## RECORD EXTRACTS
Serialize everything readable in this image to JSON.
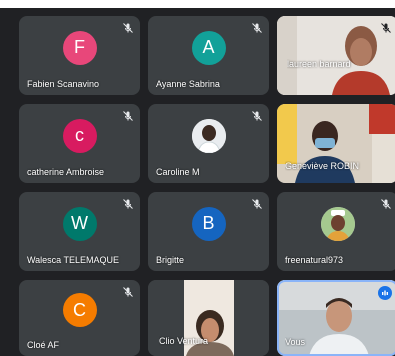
{
  "participants": [
    {
      "name": "Fabien Scanavino",
      "initial": "F",
      "color": "#e8477a",
      "muted": true
    },
    {
      "name": "Ayanne Sabrina",
      "initial": "A",
      "color": "#12a199",
      "muted": true
    },
    {
      "name": "laureen barnard",
      "muted": true,
      "video": true
    },
    {
      "name": "catherine Ambroise",
      "initial": "c",
      "color": "#d81b60",
      "muted": true
    },
    {
      "name": "Caroline M",
      "muted": true,
      "photo_avatar": true
    },
    {
      "name": "Geneviève ROBIN",
      "muted": false,
      "video": true
    },
    {
      "name": "Walesca TELEMAQUE",
      "initial": "W",
      "color": "#00796b",
      "muted": true
    },
    {
      "name": "Brigitte",
      "initial": "B",
      "color": "#1565c0",
      "muted": true
    },
    {
      "name": "freenatural973",
      "muted": true,
      "photo_avatar": true
    },
    {
      "name": "Cloé AF",
      "initial": "C",
      "color": "#f57c00",
      "muted": true
    },
    {
      "name": "Clio Ventura",
      "muted": false,
      "video": true
    },
    {
      "name": "Vous",
      "muted": false,
      "video": true,
      "speaking": true
    }
  ]
}
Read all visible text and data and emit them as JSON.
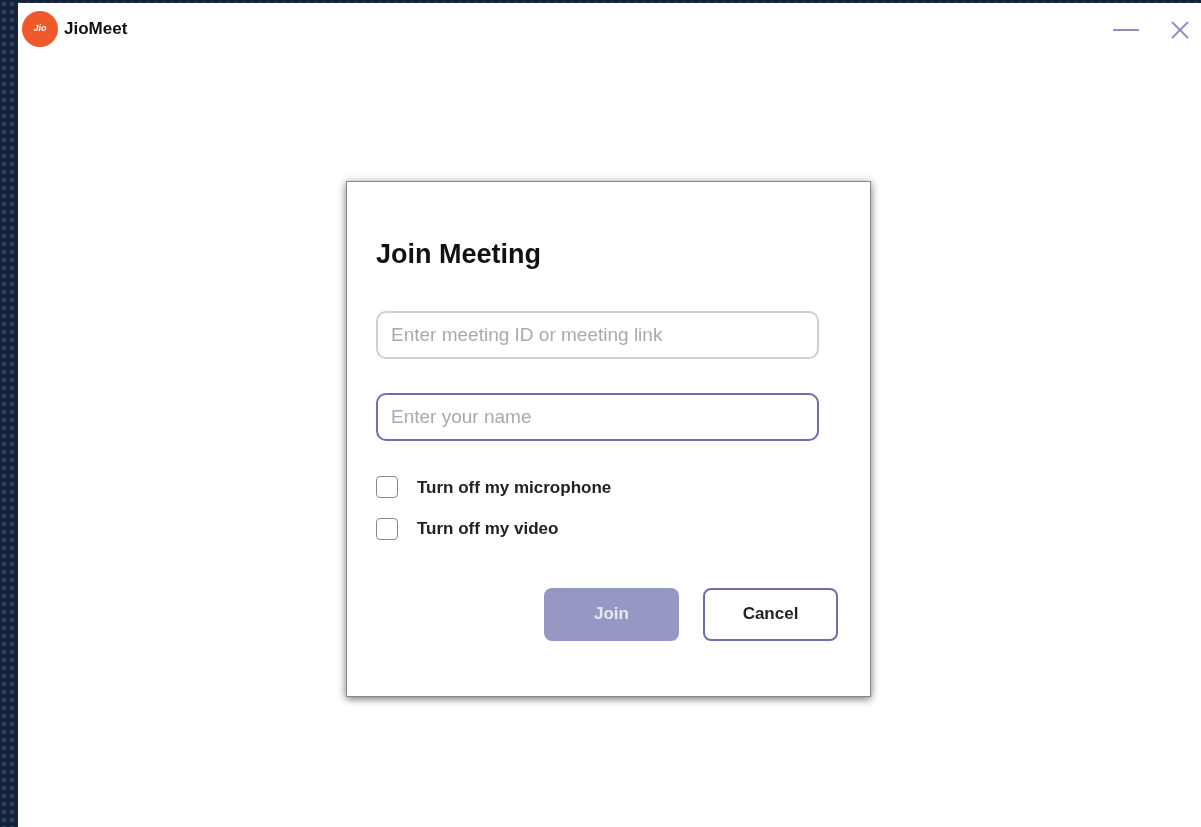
{
  "window": {
    "app_name": "JioMeet",
    "logo_text": "Jio"
  },
  "dialog": {
    "title": "Join Meeting",
    "fields": [
      {
        "placeholder": "Enter meeting ID or meeting link",
        "focused": false
      },
      {
        "placeholder": "Enter your name",
        "focused": true
      }
    ],
    "options": [
      {
        "label": "Turn off my microphone",
        "checked": false
      },
      {
        "label": "Turn off my video",
        "checked": false
      }
    ],
    "buttons": [
      {
        "label": "Join",
        "kind": "primary",
        "disabled": true
      },
      {
        "label": "Cancel",
        "kind": "secondary",
        "disabled": false
      }
    ]
  }
}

## WORK REQUIRED
Omit every picture while copying the listing above exactly.

## ANSWER
Serialize everything readable in this image to JSON.
{
  "participants": [
    {
      "name": "Fabien Scanavino",
      "initial": "F",
      "color": "#e8477a",
      "muted": true
    },
    {
      "name": "Ayanne Sabrina",
      "initial": "A",
      "color": "#12a199",
      "muted": true
    },
    {
      "name": "laureen barnard",
      "muted": true,
      "video": true
    },
    {
      "name": "catherine Ambroise",
      "initial": "c",
      "color": "#d81b60",
      "muted": true
    },
    {
      "name": "Caroline M",
      "muted": true,
      "photo_avatar": true
    },
    {
      "name": "Geneviève ROBIN",
      "muted": false,
      "video": true
    },
    {
      "name": "Walesca TELEMAQUE",
      "initial": "W",
      "color": "#00796b",
      "muted": true
    },
    {
      "name": "Brigitte",
      "initial": "B",
      "color": "#1565c0",
      "muted": true
    },
    {
      "name": "freenatural973",
      "muted": true,
      "photo_avatar": true
    },
    {
      "name": "Cloé AF",
      "initial": "C",
      "color": "#f57c00",
      "muted": true
    },
    {
      "name": "Clio Ventura",
      "muted": false,
      "video": true
    },
    {
      "name": "Vous",
      "muted": false,
      "video": true,
      "speaking": true
    }
  ]
}
Read all visible text and data and emit them as JSON.
{
  "window": {
    "app_name": "JioMeet",
    "logo_text": "Jio"
  },
  "dialog": {
    "title": "Join Meeting",
    "fields": [
      {
        "placeholder": "Enter meeting ID or meeting link",
        "focused": false
      },
      {
        "placeholder": "Enter your name",
        "focused": true
      }
    ],
    "options": [
      {
        "label": "Turn off my microphone",
        "checked": false
      },
      {
        "label": "Turn off my video",
        "checked": false
      }
    ],
    "buttons": [
      {
        "label": "Join",
        "kind": "primary",
        "disabled": true
      },
      {
        "label": "Cancel",
        "kind": "secondary",
        "disabled": false
      }
    ]
  }
}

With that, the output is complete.